[Start of RECORDS FOR THE TASK]
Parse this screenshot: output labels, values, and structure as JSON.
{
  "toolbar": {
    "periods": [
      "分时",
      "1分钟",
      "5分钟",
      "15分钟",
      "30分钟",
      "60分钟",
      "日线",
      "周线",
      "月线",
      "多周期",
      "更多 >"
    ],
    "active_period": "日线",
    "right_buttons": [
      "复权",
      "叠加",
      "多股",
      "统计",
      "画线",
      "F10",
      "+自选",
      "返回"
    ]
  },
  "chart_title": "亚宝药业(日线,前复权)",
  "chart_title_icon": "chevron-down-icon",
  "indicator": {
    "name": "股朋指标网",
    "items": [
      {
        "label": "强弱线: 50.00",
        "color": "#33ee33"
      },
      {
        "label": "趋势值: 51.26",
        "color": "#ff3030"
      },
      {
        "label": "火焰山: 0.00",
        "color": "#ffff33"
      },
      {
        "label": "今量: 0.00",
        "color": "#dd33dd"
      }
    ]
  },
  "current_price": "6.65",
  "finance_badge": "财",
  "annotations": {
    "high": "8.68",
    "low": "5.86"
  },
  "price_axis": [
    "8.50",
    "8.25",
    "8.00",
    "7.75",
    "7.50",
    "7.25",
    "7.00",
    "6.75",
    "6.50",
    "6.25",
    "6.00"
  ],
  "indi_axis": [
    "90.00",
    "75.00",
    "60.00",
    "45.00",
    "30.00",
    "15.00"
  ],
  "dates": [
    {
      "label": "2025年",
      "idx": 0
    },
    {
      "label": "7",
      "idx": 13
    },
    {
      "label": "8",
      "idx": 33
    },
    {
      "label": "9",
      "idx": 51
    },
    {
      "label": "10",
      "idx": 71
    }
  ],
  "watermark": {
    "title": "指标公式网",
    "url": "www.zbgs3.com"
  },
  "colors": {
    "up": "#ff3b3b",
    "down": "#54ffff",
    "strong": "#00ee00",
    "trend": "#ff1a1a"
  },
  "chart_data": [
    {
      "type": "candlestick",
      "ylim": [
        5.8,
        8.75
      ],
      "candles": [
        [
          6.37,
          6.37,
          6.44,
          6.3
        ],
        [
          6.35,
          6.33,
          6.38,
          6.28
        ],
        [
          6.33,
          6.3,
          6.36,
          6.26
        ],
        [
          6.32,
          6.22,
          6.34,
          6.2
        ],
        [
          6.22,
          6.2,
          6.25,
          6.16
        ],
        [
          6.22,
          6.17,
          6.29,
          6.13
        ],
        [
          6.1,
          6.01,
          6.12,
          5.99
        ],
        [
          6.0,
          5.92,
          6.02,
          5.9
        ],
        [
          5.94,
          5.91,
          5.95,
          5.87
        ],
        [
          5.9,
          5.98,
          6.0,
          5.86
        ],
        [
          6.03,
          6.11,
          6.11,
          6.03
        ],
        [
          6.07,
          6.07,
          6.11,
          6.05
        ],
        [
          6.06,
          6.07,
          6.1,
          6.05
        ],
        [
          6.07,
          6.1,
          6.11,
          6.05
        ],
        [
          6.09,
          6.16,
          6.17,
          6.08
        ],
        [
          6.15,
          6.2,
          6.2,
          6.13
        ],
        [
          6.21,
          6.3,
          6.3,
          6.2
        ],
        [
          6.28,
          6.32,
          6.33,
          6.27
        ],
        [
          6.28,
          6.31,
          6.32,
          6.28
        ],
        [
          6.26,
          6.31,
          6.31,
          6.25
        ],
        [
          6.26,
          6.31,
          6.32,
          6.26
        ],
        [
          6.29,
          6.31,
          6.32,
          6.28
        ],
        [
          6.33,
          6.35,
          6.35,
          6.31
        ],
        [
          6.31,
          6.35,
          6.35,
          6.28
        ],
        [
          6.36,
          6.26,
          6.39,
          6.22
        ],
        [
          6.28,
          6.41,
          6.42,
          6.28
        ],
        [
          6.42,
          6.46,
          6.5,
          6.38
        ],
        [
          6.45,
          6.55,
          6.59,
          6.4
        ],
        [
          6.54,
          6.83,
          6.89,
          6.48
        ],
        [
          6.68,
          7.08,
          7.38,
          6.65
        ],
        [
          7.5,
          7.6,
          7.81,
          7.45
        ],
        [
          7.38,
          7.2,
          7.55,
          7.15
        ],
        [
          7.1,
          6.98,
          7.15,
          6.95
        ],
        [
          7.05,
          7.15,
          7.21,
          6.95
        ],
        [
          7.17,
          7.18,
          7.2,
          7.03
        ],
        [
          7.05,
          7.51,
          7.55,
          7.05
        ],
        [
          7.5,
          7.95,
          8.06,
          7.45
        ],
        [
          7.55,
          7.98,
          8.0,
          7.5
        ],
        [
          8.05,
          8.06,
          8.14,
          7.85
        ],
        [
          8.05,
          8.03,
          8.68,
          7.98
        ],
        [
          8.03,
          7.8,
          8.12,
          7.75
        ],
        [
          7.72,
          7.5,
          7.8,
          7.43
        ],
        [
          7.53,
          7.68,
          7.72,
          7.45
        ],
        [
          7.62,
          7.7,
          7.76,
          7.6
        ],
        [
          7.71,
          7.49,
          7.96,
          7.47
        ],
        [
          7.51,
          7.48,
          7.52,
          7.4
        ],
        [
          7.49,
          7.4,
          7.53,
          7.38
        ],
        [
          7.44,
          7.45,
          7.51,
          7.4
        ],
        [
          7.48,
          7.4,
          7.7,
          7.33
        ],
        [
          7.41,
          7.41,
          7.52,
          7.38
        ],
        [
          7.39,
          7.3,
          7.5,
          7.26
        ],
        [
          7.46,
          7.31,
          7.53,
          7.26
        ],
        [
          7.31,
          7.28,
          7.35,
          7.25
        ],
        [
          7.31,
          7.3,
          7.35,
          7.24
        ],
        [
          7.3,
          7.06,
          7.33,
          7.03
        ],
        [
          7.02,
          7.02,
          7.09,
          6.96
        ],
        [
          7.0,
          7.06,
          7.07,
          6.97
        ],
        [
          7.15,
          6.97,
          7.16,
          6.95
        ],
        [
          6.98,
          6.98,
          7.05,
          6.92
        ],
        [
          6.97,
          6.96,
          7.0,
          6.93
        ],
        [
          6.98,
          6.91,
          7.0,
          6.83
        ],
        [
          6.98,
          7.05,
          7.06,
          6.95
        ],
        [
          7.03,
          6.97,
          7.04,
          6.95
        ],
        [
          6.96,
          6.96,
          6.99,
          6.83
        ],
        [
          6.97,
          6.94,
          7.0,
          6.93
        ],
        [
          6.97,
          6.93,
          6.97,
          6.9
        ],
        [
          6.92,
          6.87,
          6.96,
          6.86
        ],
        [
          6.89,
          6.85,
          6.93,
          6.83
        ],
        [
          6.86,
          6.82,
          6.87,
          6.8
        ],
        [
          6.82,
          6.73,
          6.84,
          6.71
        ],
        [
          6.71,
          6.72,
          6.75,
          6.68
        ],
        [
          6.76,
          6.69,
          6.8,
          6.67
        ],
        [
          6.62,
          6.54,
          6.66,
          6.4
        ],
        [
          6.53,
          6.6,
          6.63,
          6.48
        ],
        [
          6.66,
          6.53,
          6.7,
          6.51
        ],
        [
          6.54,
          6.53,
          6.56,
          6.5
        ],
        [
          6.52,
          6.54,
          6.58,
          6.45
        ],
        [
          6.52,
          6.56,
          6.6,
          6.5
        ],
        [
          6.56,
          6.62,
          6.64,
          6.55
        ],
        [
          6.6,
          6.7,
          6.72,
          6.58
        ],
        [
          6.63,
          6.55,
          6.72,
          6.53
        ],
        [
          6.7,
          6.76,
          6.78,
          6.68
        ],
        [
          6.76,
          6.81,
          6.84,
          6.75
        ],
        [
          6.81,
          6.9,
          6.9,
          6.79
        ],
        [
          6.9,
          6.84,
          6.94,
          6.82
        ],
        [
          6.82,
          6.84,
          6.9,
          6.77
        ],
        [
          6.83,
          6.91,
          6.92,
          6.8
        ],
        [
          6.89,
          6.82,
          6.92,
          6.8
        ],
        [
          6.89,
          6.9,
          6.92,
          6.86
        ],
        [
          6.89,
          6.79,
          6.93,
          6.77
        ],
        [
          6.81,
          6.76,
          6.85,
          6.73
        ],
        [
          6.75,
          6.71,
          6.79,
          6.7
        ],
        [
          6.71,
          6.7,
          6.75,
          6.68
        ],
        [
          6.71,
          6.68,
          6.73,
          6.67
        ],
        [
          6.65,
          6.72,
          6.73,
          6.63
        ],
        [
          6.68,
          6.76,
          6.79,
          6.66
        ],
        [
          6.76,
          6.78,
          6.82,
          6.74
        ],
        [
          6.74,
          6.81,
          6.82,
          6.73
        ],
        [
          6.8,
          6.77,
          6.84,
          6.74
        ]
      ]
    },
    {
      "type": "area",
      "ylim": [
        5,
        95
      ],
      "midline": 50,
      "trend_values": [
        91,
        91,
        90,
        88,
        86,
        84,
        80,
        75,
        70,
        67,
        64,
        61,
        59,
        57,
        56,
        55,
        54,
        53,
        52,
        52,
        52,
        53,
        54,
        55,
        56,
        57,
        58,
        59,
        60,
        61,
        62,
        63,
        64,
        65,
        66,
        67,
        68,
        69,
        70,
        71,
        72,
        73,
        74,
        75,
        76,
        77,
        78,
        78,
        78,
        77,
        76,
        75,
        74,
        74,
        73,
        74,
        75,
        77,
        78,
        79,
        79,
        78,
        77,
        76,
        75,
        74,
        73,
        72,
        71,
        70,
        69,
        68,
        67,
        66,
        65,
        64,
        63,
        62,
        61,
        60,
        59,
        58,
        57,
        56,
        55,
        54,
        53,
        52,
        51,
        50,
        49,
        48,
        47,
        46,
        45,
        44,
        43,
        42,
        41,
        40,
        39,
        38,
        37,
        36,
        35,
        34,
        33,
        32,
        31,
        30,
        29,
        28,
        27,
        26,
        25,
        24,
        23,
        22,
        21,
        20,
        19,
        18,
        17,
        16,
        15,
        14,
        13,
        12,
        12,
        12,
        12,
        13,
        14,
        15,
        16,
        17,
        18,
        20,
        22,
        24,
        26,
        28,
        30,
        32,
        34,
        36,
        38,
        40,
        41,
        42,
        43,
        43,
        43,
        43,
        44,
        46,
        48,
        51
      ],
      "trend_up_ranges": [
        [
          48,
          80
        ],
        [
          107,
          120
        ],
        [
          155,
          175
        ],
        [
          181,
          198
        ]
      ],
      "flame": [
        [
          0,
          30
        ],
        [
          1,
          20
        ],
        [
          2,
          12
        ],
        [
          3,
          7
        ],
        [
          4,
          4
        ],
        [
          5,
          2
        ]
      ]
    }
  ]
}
[End of RECORDS FOR THE TASK]
▶ EXERCISE:
Determine how many lines in the records contain "down", and reply with the number only.

▶ TASK OUTPUT:
2